Records supplied

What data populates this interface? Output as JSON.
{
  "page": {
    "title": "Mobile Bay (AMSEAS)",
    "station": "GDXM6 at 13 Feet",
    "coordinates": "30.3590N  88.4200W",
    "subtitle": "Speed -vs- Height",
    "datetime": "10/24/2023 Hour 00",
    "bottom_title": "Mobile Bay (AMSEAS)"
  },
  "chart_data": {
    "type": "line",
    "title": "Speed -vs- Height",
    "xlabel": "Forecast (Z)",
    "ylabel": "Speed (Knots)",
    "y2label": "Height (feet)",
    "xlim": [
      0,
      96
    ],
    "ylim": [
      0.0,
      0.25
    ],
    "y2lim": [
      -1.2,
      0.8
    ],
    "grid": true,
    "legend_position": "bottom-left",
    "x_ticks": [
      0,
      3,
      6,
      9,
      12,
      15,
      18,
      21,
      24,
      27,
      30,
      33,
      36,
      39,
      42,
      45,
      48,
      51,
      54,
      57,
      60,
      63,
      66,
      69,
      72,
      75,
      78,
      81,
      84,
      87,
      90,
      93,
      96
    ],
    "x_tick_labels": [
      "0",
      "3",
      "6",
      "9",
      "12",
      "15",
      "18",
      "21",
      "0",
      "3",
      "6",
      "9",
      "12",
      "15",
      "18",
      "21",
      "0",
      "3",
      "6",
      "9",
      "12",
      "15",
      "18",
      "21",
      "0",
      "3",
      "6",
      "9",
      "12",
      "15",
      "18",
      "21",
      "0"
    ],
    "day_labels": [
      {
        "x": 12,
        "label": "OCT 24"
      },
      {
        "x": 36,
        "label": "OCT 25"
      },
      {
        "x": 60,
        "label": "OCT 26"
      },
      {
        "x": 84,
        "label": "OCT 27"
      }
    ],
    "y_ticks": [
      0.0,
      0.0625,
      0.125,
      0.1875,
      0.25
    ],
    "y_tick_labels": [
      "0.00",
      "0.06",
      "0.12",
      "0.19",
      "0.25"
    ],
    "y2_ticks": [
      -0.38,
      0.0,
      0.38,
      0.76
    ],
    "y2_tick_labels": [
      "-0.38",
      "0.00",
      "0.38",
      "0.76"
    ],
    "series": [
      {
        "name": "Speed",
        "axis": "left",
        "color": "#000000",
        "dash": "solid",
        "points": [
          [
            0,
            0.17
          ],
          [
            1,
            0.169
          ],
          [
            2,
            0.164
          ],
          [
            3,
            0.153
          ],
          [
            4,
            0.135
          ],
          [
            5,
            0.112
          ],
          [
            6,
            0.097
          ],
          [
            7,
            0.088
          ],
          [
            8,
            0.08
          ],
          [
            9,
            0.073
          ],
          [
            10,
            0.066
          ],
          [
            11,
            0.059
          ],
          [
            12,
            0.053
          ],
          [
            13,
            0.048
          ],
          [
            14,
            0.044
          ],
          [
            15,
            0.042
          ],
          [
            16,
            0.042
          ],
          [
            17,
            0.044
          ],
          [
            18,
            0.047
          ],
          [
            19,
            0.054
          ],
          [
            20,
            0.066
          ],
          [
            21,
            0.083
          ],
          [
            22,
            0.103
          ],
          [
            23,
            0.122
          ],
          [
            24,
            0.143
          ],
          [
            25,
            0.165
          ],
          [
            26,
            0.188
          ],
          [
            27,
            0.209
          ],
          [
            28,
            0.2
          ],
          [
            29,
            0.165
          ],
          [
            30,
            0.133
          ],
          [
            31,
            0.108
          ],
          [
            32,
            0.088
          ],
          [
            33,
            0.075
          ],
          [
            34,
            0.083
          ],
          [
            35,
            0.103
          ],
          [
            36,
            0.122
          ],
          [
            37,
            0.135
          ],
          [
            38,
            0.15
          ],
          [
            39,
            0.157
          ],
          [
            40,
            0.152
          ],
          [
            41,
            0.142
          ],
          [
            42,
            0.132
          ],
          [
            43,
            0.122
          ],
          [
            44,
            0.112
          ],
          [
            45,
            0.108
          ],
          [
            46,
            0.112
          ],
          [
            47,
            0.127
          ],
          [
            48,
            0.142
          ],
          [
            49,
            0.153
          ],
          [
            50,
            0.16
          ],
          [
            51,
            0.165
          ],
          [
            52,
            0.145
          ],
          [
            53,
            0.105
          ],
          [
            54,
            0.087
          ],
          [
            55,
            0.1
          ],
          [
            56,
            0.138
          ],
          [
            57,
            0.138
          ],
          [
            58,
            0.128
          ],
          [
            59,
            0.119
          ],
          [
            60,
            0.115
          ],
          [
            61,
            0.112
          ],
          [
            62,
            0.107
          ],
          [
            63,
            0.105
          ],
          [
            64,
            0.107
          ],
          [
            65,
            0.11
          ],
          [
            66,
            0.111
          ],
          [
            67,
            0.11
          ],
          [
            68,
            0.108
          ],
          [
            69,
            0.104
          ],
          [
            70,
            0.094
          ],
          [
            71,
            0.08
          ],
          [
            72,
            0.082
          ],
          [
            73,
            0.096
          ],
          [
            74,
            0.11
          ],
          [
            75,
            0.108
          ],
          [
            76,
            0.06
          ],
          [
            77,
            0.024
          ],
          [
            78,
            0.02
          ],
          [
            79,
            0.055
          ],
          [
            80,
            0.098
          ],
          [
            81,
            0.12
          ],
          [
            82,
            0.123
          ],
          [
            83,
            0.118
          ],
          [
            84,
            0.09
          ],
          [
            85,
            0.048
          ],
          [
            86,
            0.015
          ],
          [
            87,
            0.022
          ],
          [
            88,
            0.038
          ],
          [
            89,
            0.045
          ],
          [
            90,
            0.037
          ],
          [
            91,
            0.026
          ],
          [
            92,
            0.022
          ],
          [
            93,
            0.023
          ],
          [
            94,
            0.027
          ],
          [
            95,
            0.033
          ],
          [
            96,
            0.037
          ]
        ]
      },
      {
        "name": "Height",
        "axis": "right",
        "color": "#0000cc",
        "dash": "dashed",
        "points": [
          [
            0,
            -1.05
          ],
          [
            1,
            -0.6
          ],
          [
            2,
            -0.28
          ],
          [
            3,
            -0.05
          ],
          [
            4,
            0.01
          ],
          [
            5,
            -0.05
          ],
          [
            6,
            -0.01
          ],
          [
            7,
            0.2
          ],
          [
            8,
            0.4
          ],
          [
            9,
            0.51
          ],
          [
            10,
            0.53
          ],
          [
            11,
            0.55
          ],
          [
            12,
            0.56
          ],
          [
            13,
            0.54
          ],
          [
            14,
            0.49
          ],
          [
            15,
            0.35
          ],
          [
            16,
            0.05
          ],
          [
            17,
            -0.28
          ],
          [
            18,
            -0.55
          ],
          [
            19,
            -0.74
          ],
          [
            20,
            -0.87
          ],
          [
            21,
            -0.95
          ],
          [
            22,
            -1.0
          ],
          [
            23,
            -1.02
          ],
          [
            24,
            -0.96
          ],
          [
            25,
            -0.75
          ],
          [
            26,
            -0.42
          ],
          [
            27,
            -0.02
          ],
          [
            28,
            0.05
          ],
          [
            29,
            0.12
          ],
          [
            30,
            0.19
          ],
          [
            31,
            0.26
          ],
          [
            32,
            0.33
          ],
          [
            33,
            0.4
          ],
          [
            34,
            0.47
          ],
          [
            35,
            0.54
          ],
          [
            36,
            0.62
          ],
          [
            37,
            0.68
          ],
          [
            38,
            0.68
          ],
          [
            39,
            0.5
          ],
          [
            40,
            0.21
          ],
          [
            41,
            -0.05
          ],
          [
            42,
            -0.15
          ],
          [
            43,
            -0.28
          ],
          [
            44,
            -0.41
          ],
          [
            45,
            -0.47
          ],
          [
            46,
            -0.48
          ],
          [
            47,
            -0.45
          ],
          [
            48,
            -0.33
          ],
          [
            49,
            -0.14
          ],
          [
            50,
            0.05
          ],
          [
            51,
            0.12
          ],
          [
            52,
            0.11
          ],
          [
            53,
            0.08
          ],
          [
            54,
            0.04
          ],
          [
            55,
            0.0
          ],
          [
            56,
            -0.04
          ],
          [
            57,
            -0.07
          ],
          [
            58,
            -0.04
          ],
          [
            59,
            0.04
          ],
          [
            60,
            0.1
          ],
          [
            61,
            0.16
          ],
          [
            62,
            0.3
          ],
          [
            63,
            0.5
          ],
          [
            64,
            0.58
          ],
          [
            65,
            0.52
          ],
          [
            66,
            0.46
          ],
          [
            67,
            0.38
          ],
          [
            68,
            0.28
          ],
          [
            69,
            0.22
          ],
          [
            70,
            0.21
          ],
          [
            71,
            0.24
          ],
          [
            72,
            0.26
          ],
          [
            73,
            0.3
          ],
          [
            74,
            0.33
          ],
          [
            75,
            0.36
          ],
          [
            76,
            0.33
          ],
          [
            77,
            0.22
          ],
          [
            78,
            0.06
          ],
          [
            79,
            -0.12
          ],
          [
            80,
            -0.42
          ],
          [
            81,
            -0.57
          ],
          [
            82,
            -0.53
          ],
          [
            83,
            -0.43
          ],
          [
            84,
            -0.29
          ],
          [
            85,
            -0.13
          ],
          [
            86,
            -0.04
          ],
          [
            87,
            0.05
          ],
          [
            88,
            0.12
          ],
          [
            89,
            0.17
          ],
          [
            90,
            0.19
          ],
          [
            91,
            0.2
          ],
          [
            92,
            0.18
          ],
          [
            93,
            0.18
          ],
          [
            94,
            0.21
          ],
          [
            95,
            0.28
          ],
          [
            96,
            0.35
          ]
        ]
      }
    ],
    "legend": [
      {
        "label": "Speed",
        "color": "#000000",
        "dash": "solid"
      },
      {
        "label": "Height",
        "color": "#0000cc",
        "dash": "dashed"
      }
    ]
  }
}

Given request
Out of the preceding entries, pull every line containing the string "left".

Exercise answer
    "legend_position": "bottom-left",
        "axis": "left",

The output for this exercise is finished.